Tally up how many lines in the listing below contain the string "Plaintiff", and give only the total.

▶ _DATASET CONTENT_:
┄┄┄┄┄┄┄┄┄┄

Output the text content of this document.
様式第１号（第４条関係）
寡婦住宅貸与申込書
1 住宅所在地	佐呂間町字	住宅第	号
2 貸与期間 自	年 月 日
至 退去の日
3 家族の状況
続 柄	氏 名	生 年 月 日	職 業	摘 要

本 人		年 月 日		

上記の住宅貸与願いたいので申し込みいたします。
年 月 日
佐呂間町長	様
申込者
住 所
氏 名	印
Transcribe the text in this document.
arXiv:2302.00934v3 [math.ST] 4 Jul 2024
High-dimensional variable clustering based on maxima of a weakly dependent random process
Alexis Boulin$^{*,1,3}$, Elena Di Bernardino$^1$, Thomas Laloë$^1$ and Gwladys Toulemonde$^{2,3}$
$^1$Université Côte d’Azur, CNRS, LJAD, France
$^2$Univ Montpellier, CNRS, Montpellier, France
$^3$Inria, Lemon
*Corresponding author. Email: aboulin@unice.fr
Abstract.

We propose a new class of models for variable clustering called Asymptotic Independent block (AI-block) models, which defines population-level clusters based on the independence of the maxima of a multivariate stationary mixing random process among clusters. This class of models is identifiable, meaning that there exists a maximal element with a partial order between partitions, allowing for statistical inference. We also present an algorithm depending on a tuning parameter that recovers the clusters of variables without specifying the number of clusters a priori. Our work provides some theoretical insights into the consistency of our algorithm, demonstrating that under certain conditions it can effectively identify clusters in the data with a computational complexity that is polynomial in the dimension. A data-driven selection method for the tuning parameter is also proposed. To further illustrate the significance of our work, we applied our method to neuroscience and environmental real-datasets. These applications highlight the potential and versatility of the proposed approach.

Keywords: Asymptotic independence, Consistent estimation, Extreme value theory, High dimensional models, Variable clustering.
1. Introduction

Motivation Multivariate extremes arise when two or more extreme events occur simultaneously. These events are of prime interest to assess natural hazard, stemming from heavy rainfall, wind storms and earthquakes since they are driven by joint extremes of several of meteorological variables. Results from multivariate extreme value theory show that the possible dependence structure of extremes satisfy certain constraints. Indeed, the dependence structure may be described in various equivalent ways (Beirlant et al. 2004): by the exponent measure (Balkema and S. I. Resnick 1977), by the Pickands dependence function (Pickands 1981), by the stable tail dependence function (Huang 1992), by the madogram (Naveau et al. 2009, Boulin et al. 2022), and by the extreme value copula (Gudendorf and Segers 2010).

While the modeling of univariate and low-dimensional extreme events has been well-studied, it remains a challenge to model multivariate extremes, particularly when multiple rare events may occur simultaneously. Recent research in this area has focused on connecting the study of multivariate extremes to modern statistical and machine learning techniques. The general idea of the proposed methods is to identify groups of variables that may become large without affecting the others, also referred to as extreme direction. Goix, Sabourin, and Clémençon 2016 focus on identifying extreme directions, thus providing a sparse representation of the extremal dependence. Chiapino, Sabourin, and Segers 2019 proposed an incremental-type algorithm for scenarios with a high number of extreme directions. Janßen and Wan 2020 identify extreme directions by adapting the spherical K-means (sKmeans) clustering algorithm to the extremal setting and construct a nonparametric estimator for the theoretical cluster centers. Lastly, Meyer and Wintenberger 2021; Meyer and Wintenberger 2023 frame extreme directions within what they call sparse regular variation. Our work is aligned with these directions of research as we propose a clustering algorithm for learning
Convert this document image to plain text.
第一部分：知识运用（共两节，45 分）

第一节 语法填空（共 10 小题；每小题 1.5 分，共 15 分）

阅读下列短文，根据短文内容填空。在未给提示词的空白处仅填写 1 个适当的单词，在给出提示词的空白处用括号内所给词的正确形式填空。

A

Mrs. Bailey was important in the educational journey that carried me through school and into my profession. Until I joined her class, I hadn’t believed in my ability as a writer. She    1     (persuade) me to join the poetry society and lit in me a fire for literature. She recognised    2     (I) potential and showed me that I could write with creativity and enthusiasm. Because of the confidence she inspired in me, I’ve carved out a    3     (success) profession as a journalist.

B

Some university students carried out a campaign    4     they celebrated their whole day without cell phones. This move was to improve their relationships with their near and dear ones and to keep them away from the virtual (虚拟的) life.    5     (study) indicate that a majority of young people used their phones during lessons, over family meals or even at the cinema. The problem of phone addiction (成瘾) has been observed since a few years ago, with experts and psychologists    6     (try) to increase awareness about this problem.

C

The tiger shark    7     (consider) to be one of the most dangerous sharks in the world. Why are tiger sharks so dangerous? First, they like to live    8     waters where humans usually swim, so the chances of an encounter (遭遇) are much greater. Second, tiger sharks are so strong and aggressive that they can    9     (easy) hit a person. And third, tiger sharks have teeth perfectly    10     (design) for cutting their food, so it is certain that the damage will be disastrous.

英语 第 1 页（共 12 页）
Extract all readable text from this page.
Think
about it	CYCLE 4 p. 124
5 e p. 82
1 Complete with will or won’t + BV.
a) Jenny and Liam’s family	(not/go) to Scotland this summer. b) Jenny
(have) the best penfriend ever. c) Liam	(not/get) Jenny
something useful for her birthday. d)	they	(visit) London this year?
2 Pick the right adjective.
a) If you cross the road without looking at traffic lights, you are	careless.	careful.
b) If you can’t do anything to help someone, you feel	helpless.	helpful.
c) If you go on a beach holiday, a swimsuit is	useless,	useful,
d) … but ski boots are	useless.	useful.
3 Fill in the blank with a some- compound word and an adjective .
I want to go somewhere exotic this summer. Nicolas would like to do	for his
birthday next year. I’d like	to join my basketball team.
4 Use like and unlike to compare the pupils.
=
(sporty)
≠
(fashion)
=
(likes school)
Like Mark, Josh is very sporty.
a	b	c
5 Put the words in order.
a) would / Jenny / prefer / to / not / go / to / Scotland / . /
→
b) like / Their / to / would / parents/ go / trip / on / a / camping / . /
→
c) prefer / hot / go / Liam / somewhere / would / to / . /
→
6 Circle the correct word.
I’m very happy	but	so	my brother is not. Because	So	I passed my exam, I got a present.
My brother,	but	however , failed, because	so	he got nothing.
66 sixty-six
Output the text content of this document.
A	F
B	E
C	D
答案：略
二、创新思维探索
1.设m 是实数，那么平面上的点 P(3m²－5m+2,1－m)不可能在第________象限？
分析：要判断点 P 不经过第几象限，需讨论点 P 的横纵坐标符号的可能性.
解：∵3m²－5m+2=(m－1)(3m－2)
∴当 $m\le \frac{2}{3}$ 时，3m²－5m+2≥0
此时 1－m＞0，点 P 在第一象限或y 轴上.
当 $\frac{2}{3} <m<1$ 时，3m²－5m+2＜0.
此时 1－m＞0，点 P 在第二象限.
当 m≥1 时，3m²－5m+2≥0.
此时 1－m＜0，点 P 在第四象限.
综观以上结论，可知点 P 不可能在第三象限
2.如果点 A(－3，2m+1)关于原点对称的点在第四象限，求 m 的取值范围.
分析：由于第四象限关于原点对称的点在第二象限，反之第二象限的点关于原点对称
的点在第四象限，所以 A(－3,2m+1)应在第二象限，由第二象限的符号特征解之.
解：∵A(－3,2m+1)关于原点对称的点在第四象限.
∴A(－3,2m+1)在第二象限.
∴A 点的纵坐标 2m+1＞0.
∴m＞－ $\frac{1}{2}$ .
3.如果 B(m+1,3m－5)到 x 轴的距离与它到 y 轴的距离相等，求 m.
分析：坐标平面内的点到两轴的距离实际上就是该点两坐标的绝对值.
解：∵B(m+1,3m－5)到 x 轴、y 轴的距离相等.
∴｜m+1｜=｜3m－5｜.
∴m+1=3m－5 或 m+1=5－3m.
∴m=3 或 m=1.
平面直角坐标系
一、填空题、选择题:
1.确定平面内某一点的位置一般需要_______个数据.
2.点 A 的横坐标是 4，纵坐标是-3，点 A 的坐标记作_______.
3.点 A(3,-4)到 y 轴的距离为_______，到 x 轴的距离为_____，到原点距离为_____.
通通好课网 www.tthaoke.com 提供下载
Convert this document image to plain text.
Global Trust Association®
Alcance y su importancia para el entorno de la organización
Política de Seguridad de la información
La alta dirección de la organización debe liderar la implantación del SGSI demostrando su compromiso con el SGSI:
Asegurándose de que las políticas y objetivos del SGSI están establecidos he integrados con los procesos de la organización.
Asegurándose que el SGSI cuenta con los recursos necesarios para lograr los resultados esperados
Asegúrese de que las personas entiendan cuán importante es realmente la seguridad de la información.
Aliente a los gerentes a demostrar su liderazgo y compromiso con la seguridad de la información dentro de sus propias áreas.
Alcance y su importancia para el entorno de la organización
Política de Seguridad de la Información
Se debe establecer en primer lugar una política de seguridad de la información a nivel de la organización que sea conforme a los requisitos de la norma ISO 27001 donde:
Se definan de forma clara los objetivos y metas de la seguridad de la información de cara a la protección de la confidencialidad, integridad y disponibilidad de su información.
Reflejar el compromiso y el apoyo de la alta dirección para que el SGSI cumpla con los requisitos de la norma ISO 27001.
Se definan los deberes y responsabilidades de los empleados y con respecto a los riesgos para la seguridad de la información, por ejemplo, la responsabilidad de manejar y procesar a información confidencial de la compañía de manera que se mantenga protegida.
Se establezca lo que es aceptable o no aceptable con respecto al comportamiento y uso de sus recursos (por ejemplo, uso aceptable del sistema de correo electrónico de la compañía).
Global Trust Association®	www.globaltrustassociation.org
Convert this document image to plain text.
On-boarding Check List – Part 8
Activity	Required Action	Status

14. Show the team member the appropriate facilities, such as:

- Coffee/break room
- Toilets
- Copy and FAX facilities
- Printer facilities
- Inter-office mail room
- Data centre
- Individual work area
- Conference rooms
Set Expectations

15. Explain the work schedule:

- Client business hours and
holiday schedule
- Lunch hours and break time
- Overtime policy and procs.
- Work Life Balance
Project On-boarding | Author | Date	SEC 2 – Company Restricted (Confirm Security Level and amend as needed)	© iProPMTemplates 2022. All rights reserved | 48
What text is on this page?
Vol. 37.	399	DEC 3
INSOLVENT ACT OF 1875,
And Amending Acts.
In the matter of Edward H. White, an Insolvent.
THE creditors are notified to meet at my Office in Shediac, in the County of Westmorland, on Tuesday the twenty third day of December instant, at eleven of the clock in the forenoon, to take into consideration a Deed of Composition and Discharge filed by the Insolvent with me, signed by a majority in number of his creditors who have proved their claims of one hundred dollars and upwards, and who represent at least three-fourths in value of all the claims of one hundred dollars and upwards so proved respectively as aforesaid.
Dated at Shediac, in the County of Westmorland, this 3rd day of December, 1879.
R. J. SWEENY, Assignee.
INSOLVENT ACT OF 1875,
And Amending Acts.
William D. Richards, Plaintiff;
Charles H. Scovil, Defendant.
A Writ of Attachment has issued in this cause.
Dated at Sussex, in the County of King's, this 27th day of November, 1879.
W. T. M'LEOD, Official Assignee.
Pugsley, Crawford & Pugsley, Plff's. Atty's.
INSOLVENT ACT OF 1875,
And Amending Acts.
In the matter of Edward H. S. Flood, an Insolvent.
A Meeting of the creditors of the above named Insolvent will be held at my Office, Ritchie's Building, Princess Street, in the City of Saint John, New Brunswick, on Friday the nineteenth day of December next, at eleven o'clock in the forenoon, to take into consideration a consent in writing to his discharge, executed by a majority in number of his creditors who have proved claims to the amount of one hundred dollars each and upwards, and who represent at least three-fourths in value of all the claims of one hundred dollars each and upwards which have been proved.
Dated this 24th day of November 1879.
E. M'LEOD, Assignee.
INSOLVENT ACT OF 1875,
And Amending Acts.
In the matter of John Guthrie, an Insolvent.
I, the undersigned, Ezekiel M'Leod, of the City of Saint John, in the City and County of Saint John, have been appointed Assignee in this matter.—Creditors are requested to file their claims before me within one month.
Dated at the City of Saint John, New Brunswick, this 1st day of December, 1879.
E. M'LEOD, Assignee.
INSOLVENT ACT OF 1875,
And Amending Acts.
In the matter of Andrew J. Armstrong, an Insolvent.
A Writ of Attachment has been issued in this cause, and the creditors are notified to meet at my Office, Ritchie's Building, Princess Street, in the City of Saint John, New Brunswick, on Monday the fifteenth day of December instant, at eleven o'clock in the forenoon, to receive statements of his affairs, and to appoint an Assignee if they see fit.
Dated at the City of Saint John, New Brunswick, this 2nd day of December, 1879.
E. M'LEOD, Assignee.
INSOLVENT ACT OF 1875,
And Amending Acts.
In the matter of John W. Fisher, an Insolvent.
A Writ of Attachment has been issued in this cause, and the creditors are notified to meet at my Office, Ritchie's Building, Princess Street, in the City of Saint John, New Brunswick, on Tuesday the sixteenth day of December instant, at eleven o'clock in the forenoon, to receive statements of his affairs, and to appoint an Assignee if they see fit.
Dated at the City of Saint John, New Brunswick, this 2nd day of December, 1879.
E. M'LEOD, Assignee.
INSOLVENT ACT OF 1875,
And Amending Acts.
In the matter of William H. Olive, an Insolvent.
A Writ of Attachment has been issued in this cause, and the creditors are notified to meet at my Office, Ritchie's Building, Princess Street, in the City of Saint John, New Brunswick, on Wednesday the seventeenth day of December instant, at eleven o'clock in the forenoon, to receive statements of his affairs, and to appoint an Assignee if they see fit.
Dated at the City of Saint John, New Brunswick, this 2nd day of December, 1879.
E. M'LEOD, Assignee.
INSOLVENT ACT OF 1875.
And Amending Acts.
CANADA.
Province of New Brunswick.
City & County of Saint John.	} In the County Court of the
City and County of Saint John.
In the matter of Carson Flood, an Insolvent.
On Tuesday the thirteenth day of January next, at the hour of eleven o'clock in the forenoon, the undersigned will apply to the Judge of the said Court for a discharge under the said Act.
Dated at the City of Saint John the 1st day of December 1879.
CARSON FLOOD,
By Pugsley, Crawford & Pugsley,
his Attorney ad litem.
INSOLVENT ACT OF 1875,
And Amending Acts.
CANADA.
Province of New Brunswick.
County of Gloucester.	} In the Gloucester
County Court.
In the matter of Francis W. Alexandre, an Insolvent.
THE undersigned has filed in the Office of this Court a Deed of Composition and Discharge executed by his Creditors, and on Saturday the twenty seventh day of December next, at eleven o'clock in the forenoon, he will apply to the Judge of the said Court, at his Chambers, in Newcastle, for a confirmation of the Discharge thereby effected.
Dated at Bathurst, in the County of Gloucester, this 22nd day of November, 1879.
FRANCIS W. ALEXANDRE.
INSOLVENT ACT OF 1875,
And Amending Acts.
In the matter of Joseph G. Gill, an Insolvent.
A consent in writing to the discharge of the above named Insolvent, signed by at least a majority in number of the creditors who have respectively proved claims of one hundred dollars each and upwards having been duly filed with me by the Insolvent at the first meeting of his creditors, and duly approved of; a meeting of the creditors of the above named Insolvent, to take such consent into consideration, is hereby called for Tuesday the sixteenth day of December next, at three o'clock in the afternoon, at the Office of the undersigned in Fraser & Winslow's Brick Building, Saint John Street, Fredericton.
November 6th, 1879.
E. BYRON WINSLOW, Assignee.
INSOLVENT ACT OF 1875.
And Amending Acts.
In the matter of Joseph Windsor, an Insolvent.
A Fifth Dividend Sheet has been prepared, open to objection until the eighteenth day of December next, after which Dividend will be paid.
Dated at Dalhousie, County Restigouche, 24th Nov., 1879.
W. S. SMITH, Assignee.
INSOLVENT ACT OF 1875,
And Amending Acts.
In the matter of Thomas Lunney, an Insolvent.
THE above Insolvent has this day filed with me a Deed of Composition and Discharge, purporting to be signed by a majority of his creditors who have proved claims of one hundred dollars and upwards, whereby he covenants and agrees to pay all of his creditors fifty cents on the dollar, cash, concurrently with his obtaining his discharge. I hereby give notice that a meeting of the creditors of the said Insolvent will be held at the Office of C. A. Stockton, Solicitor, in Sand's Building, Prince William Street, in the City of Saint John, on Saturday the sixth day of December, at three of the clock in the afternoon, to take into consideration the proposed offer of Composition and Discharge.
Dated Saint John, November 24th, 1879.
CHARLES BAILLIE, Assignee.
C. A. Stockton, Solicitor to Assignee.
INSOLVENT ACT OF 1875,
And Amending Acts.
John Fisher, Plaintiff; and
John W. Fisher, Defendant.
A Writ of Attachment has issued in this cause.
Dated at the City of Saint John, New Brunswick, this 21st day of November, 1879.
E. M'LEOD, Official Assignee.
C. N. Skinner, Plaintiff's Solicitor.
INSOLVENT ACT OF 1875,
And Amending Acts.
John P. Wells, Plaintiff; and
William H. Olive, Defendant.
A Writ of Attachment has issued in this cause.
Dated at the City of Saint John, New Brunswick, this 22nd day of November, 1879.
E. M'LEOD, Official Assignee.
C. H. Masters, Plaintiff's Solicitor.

┄┄┄┄┄┄┄┄┄┄

▶ _OUTPUT OF THE TASK_: 5